Information provided:

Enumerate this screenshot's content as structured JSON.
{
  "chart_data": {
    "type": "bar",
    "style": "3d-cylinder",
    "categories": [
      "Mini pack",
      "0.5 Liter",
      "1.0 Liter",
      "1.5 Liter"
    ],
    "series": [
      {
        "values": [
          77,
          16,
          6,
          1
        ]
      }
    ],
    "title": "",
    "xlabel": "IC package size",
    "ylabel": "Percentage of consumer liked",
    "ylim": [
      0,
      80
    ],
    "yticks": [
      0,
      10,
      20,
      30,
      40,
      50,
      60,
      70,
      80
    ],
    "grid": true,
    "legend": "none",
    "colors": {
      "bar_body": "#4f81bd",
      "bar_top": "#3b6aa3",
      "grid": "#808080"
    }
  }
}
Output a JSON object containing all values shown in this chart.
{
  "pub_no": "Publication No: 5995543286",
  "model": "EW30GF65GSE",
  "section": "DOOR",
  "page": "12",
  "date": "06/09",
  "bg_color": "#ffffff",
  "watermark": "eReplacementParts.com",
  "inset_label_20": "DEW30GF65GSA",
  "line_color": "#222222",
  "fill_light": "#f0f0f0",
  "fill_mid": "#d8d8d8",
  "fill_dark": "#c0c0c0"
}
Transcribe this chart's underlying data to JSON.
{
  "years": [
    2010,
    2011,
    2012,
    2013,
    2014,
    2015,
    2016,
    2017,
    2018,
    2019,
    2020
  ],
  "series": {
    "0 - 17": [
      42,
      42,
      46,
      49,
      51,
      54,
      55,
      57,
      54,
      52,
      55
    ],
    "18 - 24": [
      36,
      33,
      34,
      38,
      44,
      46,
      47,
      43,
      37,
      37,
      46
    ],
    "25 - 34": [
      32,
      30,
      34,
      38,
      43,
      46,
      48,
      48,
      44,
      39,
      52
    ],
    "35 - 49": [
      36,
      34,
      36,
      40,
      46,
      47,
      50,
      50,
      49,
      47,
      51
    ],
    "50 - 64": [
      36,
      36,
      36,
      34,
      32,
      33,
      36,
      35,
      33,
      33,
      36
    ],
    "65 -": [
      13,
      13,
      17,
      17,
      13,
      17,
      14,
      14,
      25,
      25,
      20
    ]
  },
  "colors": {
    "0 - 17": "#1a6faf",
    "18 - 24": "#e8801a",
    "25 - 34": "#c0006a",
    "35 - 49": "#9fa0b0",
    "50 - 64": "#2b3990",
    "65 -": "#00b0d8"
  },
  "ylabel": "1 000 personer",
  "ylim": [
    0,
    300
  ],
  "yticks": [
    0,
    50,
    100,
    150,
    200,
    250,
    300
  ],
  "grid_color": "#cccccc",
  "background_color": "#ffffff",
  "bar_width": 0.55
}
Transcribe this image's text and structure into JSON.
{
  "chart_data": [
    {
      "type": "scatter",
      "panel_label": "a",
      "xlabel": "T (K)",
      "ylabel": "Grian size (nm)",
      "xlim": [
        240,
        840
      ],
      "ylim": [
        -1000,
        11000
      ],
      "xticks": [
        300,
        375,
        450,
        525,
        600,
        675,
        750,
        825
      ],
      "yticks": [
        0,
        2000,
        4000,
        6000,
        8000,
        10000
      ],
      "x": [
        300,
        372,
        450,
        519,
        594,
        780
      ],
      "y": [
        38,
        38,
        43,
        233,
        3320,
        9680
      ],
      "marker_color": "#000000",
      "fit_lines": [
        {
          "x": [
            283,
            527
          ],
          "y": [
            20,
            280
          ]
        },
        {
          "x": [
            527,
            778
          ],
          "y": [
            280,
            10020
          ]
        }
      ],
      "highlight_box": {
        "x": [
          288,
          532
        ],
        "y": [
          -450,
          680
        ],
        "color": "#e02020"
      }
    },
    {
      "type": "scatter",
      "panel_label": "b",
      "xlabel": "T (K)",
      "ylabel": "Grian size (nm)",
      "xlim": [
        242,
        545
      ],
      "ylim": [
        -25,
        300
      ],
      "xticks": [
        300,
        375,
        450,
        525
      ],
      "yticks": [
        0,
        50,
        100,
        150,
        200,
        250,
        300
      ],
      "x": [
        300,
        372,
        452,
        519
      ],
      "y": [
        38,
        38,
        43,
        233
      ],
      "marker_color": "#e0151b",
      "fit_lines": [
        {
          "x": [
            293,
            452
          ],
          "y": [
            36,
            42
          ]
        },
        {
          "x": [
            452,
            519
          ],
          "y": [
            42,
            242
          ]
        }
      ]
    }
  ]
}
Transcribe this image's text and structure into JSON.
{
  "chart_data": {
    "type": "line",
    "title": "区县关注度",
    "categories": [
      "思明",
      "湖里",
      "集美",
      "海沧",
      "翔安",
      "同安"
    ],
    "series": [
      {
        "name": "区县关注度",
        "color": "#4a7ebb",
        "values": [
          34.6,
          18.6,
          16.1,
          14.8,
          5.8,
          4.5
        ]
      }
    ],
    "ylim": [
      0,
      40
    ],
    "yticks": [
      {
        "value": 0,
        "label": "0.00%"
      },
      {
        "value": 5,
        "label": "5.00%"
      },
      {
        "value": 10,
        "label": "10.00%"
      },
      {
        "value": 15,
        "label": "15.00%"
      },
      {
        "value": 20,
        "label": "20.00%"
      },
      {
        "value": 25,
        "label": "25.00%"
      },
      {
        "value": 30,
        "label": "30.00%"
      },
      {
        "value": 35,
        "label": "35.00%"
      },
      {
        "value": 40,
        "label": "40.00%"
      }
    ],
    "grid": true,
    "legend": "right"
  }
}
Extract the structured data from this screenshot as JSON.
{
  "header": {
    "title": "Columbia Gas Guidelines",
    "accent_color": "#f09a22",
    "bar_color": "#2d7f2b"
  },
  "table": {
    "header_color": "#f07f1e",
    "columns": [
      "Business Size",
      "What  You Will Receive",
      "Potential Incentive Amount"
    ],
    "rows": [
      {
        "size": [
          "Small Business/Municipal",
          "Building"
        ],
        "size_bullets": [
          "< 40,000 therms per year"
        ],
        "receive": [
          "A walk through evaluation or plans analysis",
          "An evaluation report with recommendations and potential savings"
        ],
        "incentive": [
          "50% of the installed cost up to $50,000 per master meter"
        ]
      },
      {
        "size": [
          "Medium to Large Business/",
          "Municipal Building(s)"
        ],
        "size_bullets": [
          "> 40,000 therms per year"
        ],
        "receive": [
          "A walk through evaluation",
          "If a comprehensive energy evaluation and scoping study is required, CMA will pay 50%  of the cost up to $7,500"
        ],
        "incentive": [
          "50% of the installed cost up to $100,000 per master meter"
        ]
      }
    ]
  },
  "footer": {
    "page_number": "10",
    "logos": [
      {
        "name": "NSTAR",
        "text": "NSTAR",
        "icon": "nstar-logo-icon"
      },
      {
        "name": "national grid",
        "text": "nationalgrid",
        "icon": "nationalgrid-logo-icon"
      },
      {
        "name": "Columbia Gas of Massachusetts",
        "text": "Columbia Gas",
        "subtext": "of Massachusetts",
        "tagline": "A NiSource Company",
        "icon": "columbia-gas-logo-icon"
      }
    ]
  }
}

Exercise requirements:
Among the records above, find each line holding the string "name" and pull it out.

Written solution:
        "name": "区县关注度",
        "name": "NSTAR",
        "name": "national grid",
        "name": "Columbia Gas of Massachusetts",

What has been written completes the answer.